(begin)

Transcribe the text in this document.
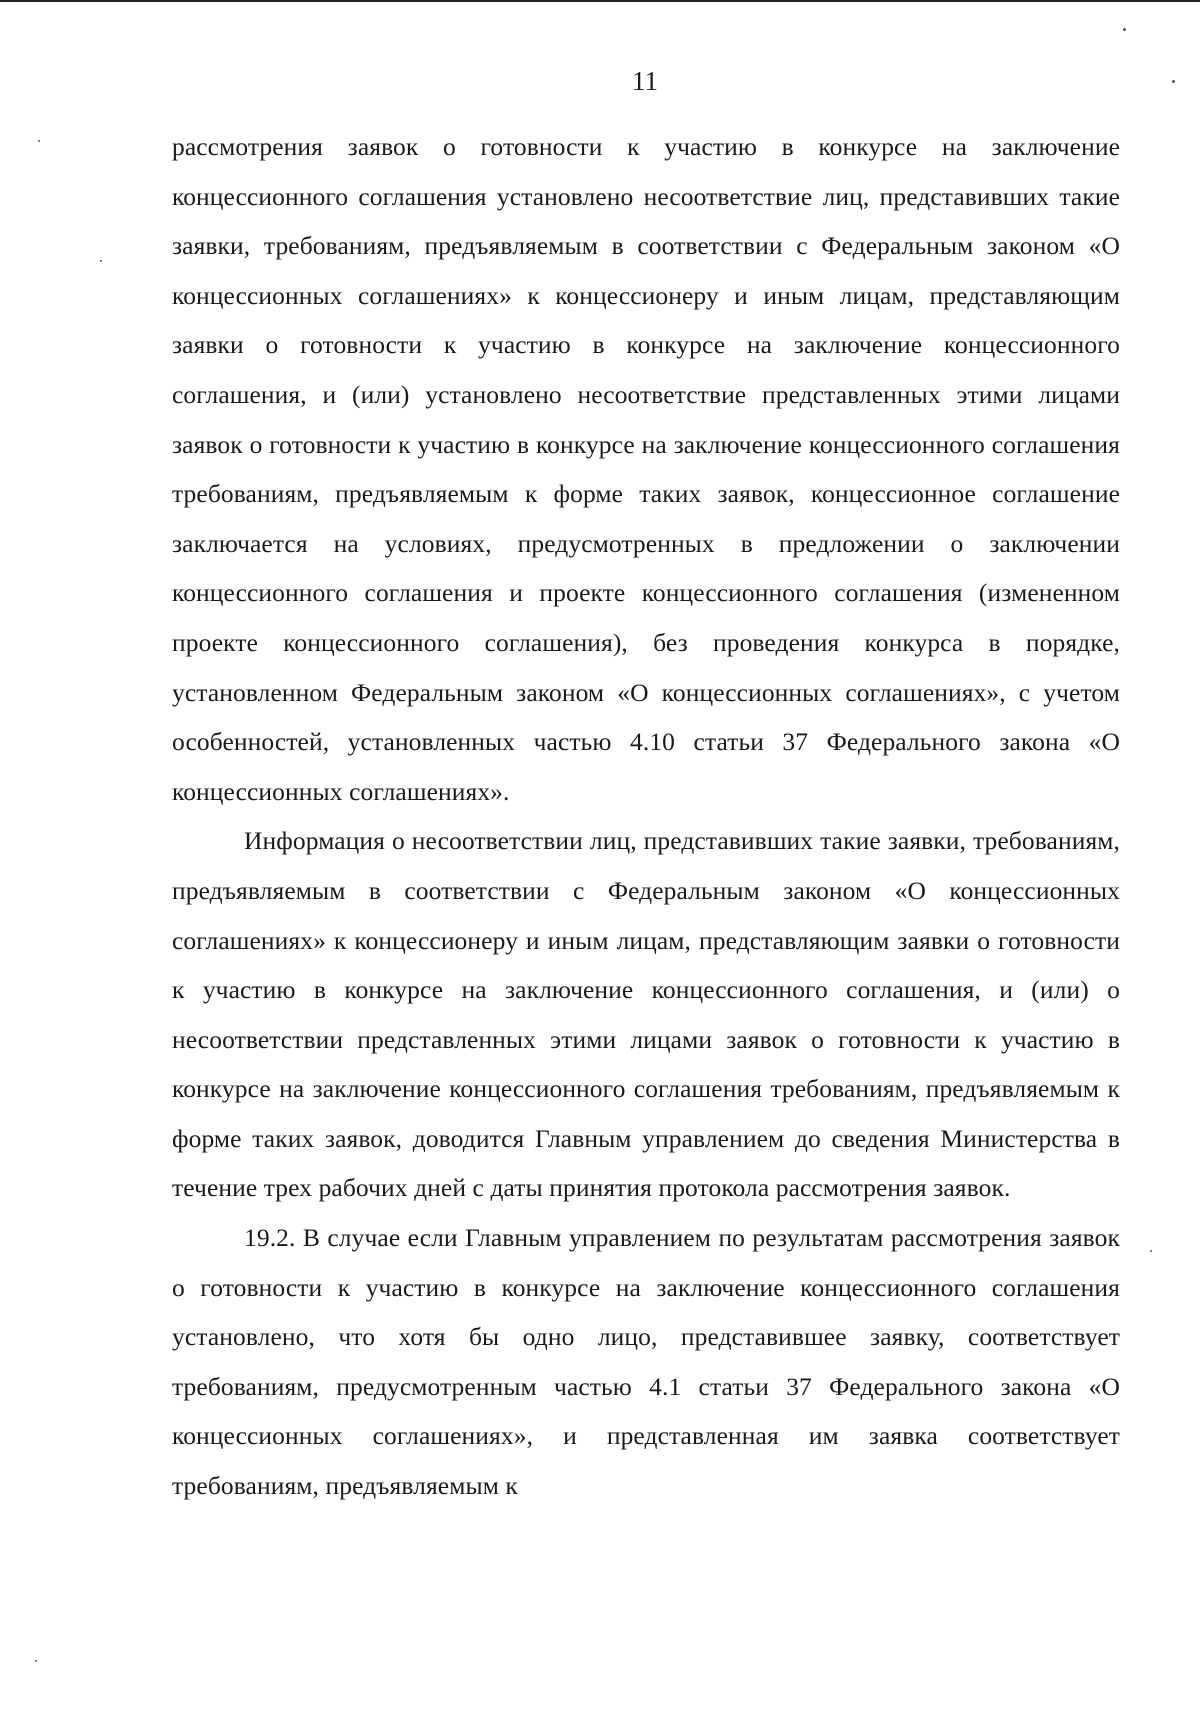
11

рассмотрения заявок о готовности к участию в конкурсе на заключение концессионного соглашения установлено несоответствие лиц, представивших такие заявки, требованиям, предъявляемым в соответствии с Федеральным законом «О концессионных соглашениях» к концессионеру и иным лицам, представляющим заявки о готовности к участию в конкурсе на заключение концессионного соглашения, и (или) установлено несоответствие представленных этими лицами заявок о готовности к участию в конкурсе на заключение концессионного соглашения требованиям, предъявляемым к форме таких заявок, концессионное соглашение заключается на условиях, предусмотренных в предложении о заключении концессионного соглашения и проекте концессионного соглашения (измененном проекте концессионного соглашения), без проведения конкурса в порядке, установленном Федеральным законом «О концессионных соглашениях», с учетом особенностей, установленных частью 4.10 статьи 37 Федерального закона «О концессионных соглашениях».

Информация о несоответствии лиц, представивших такие заявки, требованиям, предъявляемым в соответствии с Федеральным законом «О концессионных соглашениях» к концессионеру и иным лицам, представляющим заявки о готовности к участию в конкурсе на заключение концессионного соглашения, и (или) о несоответствии представленных этими лицами заявок о готовности к участию в конкурсе на заключение концессионного соглашения требованиям, предъявляемым к форме таких заявок, доводится Главным управлением до сведения Министерства в течение трех рабочих дней с даты принятия протокола рассмотрения заявок.

19.2. В случае если Главным управлением по результатам рассмотрения заявок о готовности к участию в конкурсе на заключение концессионного соглашения установлено, что хотя бы одно лицо, представившее заявку, соответствует требованиям, предусмотренным частью 4.1 статьи 37 Федерального закона «О концессионных соглашениях», и представленная им заявка соответствует требованиям, предъявляемым к
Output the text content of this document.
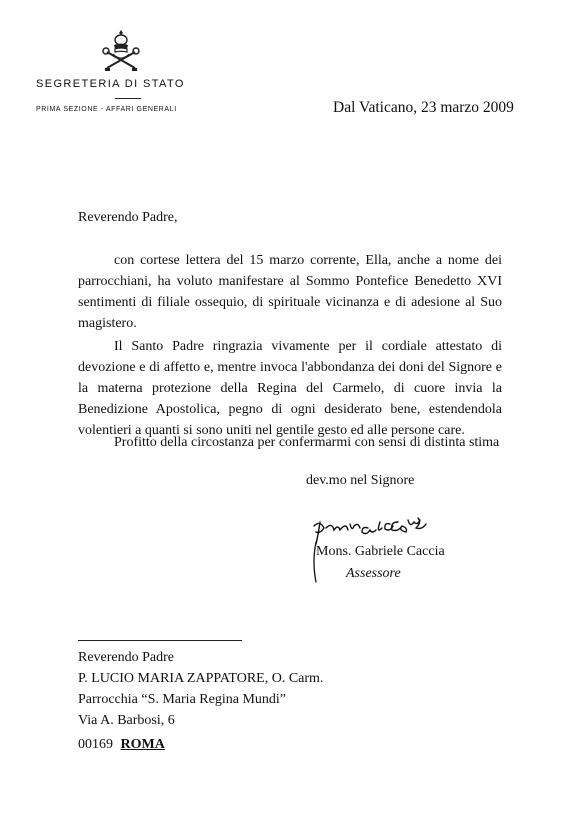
SEGRETERIA DI STATO
PRIMA SEZIONE - AFFARI GENERALI	Dal Vaticano, 23 marzo 2009
Reverendo Padre,
con cortese lettera del 15 marzo corrente, Ella, anche a nome dei parrocchiani, ha voluto manifestare al Sommo Pontefice Benedetto XVI sentimenti di filiale ossequio, di spirituale vicinanza e di adesione al Suo magistero.
Il Santo Padre ringrazia vivamente per il cordiale attestato di devozione e di affetto e, mentre invoca l'abbondanza dei doni del Signore e la materna protezione della Regina del Carmelo, di cuore invia la Benedizione Apostolica, pegno di ogni desiderato bene, estendendola volentieri a quanti si sono uniti nel gentile gesto ed alle persone care.
Profitto della circostanza per confermarmi con sensi di distinta stima
dev.mo nel Signore
Mons. Gabriele Caccia
Assessore
Reverendo Padre
P. LUCIO MARIA ZAPPATORE, O. Carm.
Parrocchia “S. Maria Regina Mundi”
Via A. Barbosi, 6
00169 ROMA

(end)

**OBJECTIVE**
State the count of lines with the word "della" in them, and write nothing else.

**FULL RESPONSE**
2